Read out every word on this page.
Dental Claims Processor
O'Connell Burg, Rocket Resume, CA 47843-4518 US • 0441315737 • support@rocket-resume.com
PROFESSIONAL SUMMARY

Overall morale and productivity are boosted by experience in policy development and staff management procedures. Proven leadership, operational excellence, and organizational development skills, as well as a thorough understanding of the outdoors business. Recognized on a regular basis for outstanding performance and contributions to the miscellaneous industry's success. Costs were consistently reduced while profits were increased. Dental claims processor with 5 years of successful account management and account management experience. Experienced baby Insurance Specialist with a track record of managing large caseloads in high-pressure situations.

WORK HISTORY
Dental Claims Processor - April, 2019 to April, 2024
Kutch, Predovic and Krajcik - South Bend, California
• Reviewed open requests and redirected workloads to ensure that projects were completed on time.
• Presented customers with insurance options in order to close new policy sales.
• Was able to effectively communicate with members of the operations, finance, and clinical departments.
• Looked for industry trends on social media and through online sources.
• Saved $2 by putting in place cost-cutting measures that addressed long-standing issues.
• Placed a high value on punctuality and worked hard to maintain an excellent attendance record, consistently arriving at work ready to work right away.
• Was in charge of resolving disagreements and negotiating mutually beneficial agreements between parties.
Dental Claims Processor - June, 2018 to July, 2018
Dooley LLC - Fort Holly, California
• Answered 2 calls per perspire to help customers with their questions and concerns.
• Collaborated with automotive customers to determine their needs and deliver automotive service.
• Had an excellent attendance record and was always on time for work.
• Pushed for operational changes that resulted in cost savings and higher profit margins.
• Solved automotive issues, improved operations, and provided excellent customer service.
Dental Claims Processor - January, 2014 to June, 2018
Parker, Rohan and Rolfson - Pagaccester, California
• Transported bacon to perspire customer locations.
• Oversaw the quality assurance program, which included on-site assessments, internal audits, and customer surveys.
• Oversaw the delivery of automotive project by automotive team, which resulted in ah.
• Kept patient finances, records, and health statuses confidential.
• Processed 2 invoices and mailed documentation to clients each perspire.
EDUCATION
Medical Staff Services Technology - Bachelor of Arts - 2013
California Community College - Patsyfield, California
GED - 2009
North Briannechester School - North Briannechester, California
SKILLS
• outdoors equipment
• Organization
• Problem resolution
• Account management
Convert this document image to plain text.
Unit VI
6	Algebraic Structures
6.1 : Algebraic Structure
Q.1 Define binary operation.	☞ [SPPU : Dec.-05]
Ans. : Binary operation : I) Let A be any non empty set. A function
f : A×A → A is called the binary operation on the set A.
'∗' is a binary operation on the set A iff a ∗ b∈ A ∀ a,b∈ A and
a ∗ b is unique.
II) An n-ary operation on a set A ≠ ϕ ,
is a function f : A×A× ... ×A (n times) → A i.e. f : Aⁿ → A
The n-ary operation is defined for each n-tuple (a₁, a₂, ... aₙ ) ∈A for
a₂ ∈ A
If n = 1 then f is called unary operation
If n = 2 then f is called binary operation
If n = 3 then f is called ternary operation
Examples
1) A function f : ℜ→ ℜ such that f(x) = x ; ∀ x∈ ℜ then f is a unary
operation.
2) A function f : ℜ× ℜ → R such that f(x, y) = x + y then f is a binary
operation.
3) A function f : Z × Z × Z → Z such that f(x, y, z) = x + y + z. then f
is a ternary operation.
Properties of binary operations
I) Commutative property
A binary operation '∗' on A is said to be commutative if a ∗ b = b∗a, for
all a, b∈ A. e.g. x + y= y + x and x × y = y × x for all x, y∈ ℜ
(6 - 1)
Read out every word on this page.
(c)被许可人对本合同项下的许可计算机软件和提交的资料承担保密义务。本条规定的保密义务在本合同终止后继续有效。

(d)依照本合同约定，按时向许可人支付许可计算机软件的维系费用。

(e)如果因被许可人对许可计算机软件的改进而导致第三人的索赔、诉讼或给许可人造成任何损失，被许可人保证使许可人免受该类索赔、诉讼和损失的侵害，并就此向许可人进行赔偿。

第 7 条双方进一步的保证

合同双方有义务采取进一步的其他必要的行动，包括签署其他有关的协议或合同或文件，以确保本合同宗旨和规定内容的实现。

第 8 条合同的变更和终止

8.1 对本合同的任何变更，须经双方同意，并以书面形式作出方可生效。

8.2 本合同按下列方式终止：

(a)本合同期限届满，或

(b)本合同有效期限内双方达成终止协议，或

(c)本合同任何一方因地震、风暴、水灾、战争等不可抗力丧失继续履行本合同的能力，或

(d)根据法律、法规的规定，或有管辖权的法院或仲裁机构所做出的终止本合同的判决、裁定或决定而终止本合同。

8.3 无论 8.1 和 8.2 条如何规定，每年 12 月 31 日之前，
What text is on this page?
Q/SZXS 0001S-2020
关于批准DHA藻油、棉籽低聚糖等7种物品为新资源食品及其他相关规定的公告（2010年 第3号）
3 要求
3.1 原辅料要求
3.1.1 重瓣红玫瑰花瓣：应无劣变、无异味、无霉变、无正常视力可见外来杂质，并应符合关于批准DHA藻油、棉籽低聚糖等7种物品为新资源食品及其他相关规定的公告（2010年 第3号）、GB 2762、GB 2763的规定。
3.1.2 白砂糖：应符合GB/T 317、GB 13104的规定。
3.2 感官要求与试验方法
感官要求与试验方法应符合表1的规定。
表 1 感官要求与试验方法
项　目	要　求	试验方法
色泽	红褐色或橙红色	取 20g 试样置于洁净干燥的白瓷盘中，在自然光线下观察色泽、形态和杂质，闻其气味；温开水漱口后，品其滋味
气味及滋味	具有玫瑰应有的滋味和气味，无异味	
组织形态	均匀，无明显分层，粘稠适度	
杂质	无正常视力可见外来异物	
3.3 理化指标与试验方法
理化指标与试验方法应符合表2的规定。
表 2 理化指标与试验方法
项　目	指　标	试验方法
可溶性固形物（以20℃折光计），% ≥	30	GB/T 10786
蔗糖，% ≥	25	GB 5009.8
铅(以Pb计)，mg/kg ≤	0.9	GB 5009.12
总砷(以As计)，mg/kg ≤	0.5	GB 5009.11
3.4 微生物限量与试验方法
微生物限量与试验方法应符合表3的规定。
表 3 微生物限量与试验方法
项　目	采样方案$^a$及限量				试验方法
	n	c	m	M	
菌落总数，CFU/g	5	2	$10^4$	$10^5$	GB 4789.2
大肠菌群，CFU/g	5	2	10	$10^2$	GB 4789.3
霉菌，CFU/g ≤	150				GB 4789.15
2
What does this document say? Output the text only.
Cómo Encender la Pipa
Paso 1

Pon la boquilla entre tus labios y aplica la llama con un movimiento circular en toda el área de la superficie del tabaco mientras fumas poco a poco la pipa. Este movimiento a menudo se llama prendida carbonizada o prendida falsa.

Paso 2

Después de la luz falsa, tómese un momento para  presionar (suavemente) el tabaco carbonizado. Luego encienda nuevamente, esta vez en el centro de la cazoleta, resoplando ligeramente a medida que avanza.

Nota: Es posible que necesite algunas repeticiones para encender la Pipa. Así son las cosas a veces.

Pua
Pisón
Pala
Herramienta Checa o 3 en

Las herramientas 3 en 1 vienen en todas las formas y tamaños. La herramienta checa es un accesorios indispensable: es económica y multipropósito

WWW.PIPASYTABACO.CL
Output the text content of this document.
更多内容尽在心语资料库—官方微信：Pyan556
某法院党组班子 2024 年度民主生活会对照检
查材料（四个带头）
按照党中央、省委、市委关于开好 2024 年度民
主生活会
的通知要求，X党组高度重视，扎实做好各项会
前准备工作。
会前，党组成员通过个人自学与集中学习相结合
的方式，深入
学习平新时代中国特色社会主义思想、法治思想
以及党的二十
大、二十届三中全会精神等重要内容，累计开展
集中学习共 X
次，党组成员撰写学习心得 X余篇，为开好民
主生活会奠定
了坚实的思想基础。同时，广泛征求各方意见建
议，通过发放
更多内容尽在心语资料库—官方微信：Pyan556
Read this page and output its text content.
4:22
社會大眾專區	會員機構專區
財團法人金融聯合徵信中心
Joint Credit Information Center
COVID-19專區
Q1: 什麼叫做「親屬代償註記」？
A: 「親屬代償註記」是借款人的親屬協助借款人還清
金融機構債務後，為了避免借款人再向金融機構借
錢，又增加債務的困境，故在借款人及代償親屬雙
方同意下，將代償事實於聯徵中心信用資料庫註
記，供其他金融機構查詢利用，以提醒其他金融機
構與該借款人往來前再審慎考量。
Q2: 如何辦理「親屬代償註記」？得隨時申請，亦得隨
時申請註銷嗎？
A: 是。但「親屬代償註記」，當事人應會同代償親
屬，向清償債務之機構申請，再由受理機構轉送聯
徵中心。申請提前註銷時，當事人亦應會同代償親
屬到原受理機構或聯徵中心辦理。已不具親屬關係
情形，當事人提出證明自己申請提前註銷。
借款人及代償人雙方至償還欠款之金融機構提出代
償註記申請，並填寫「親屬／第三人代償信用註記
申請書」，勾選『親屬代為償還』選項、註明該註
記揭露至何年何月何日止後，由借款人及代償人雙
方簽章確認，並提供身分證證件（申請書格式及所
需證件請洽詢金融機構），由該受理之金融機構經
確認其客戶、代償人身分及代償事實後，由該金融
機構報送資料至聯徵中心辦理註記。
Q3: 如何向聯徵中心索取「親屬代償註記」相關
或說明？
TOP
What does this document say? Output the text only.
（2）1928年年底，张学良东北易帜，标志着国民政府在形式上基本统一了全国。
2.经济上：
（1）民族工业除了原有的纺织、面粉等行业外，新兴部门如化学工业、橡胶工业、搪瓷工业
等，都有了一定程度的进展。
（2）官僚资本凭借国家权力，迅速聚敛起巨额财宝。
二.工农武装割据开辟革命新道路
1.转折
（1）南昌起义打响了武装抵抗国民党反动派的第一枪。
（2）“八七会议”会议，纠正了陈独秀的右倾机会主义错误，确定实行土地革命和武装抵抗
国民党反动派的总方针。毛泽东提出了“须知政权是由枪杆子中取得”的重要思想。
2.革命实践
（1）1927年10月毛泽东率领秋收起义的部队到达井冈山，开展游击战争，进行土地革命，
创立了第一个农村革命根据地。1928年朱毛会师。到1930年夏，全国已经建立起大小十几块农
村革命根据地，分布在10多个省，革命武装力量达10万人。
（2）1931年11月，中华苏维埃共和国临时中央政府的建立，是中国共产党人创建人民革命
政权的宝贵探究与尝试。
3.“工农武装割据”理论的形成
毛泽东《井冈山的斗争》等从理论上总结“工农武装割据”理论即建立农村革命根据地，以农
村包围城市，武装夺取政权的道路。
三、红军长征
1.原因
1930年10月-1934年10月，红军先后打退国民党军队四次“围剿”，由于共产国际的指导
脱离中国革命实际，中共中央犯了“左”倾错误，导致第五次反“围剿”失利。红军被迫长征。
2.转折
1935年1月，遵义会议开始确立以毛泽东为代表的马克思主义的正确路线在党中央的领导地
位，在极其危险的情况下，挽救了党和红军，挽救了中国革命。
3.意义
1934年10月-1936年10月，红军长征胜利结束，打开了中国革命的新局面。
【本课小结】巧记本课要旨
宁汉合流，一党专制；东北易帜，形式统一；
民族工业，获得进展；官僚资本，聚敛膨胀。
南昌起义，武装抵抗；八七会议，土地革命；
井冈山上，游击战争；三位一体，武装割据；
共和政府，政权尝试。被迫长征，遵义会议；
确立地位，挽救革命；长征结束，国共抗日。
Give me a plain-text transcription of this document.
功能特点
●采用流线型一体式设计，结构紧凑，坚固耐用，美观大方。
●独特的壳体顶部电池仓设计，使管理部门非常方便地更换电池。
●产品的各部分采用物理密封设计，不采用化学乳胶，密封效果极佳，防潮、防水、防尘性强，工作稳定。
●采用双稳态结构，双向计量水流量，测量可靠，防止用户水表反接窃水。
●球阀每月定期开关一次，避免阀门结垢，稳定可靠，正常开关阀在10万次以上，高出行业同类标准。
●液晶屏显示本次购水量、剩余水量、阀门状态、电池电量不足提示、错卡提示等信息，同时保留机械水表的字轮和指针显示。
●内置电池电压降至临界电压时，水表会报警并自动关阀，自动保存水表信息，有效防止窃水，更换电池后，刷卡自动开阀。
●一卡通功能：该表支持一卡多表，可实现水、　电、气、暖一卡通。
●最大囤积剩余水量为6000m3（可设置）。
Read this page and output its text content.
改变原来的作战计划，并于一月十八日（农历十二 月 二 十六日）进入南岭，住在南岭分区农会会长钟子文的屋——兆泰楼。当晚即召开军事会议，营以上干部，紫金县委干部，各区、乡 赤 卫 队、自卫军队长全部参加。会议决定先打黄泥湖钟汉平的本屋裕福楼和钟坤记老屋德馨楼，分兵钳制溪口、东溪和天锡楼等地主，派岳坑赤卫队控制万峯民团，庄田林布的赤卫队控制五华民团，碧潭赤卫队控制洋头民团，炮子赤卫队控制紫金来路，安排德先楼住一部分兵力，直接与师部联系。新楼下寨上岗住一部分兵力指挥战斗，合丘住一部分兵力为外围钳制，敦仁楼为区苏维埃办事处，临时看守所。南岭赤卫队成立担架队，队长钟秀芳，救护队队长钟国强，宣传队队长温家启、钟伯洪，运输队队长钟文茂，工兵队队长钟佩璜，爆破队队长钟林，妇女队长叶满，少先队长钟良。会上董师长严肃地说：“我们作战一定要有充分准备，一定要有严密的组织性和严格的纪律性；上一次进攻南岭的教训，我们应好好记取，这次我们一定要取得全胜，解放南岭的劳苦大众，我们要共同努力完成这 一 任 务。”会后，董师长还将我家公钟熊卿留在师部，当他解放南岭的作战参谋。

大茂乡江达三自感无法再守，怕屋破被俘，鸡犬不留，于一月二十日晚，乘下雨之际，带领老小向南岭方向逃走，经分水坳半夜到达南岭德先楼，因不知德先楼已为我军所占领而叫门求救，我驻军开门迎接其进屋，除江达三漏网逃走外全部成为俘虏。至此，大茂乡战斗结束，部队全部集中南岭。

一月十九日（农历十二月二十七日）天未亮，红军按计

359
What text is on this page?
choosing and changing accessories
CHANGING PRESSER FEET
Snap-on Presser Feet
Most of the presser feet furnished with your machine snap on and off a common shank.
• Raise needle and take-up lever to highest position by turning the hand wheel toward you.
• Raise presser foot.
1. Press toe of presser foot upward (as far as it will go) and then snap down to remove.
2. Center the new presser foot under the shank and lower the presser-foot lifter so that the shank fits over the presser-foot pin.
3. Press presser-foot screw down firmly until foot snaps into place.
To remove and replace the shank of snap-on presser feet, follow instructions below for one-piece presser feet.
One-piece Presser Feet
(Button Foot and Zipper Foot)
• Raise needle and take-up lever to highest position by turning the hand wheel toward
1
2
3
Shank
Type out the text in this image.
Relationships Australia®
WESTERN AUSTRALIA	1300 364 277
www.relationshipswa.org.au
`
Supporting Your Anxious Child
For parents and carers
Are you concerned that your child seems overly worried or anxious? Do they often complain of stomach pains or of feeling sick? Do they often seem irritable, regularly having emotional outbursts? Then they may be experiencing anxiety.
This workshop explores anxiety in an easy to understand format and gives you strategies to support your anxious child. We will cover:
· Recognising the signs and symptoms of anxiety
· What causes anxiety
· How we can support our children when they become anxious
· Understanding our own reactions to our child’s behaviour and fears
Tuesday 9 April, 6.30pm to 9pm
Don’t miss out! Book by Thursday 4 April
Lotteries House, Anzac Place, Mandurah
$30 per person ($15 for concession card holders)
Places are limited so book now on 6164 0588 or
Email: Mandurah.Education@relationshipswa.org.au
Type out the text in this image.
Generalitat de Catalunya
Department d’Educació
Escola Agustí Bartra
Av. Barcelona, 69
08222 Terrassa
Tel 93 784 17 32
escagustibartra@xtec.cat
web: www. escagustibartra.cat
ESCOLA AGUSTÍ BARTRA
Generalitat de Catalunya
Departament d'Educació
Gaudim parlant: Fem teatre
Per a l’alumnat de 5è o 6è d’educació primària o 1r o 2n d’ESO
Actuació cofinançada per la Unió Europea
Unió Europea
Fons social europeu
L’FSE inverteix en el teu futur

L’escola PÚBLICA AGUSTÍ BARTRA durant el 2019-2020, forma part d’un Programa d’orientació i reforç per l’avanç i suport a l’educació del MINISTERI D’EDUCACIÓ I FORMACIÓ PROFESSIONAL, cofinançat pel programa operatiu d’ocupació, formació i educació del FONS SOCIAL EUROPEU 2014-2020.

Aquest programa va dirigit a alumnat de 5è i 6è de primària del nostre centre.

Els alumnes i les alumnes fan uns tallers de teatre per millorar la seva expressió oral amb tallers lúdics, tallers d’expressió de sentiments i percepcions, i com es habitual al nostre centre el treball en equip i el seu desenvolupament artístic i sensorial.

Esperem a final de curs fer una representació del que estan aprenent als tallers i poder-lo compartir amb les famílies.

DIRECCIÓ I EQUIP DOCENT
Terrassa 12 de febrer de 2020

____

§ **WORK TO DO**:
Within the listing above, copy each line that has the string "customers".

§ **WRITTEN ANSWER**:
• Presented customers with insurance options in order to close new policy sales.
• Answered 2 calls per perspire to help customers with their questions and concerns.
• Collaborated with automotive customers to determine their needs and deliver automotive service.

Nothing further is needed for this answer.